Stated problem: Each line of the material must be repeated precisely, with the pictures left out.

(Data tied to figure images)
━━━━━━━━━━━━━━━━

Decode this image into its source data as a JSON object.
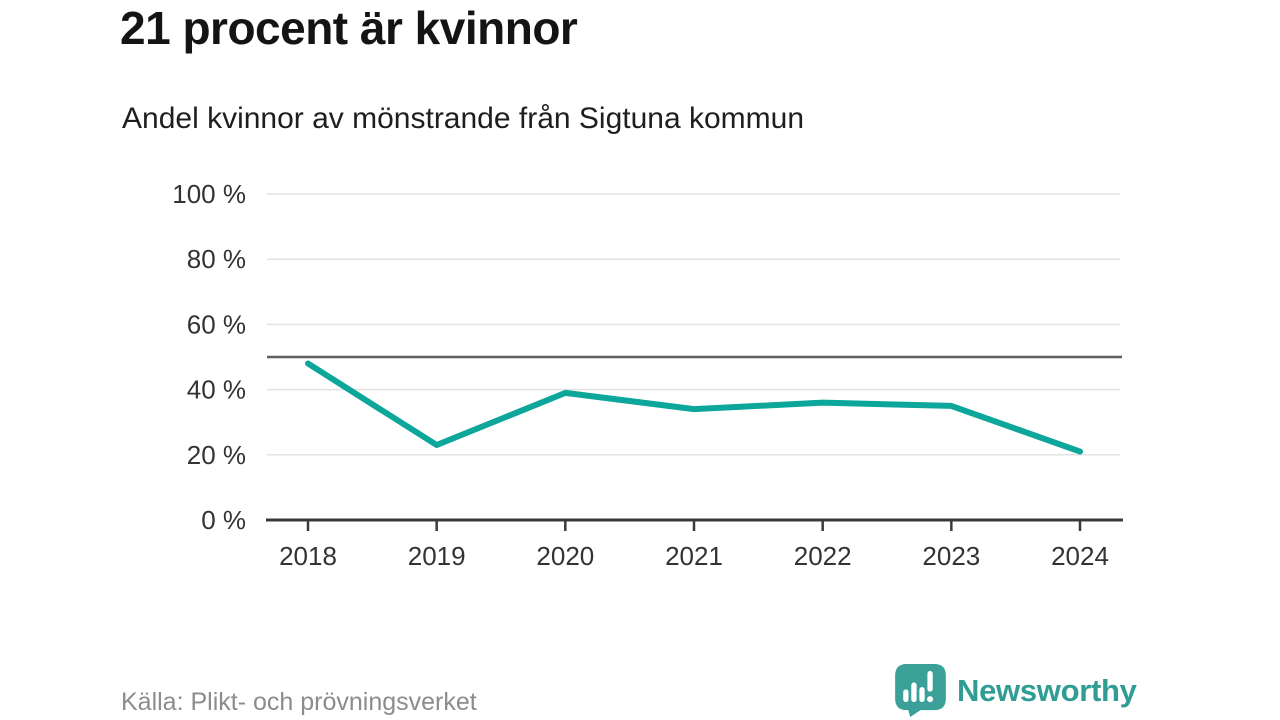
{
  "header": {
    "title": "21 procent är kvinnor",
    "subtitle": "Andel kvinnor av mönstrande från Sigtuna kommun"
  },
  "chart_data": {
    "type": "line",
    "title": "21 procent är kvinnor",
    "subtitle": "Andel kvinnor av mönstrande från Sigtuna kommun",
    "x": [
      2018,
      2019,
      2020,
      2021,
      2022,
      2023,
      2024
    ],
    "series": [
      {
        "name": "Andel kvinnor av mönstrande",
        "values": [
          48,
          23,
          39,
          34,
          36,
          35,
          21
        ]
      }
    ],
    "xlabel": "",
    "ylabel": "",
    "ylim": [
      0,
      100
    ],
    "yticks": [
      0,
      20,
      40,
      60,
      80,
      100
    ],
    "ytick_suffix": " %",
    "reference_line_y": 50,
    "grid": "horizontal",
    "legend": "none"
  },
  "footer": {
    "source": "Källa: Plikt- och prövningsverket",
    "brand": "Newsworthy"
  },
  "colors": {
    "line": "#0ca69b",
    "grid": "#e2e2e2",
    "reference_line": "#5f5f5f",
    "axis": "#3a3a3a",
    "axis_label": "#333333",
    "title_text": "#141414",
    "muted_text": "#8c8c8c",
    "logo_teal": "#3ba098",
    "logo_text_teal": "#2f9d94"
  }
}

━━━━━━━━━━━━━━━━

Task output:
Decode this image into its source data as a JSON object.
{
  "header": {
    "title": "21 procent är kvinnor",
    "subtitle": "Andel kvinnor av mönstrande från Sigtuna kommun"
  },
  "chart_data": {
    "type": "line",
    "title": "21 procent är kvinnor",
    "subtitle": "Andel kvinnor av mönstrande från Sigtuna kommun",
    "x": [
      2018,
      2019,
      2020,
      2021,
      2022,
      2023,
      2024
    ],
    "series": [
      {
        "name": "Andel kvinnor av mönstrande",
        "values": [
          48,
          23,
          39,
          34,
          36,
          35,
          21
        ]
      }
    ],
    "xlabel": "",
    "ylabel": "",
    "ylim": [
      0,
      100
    ],
    "yticks": [
      0,
      20,
      40,
      60,
      80,
      100
    ],
    "ytick_suffix": " %",
    "reference_line_y": 50,
    "grid": "horizontal",
    "legend": "none"
  },
  "footer": {
    "source": "Källa: Plikt- och prövningsverket",
    "brand": "Newsworthy"
  },
  "colors": {
    "line": "#0ca69b",
    "grid": "#e2e2e2",
    "reference_line": "#5f5f5f",
    "axis": "#3a3a3a",
    "axis_label": "#333333",
    "title_text": "#141414",
    "muted_text": "#8c8c8c",
    "logo_teal": "#3ba098",
    "logo_text_teal": "#2f9d94"
  }
}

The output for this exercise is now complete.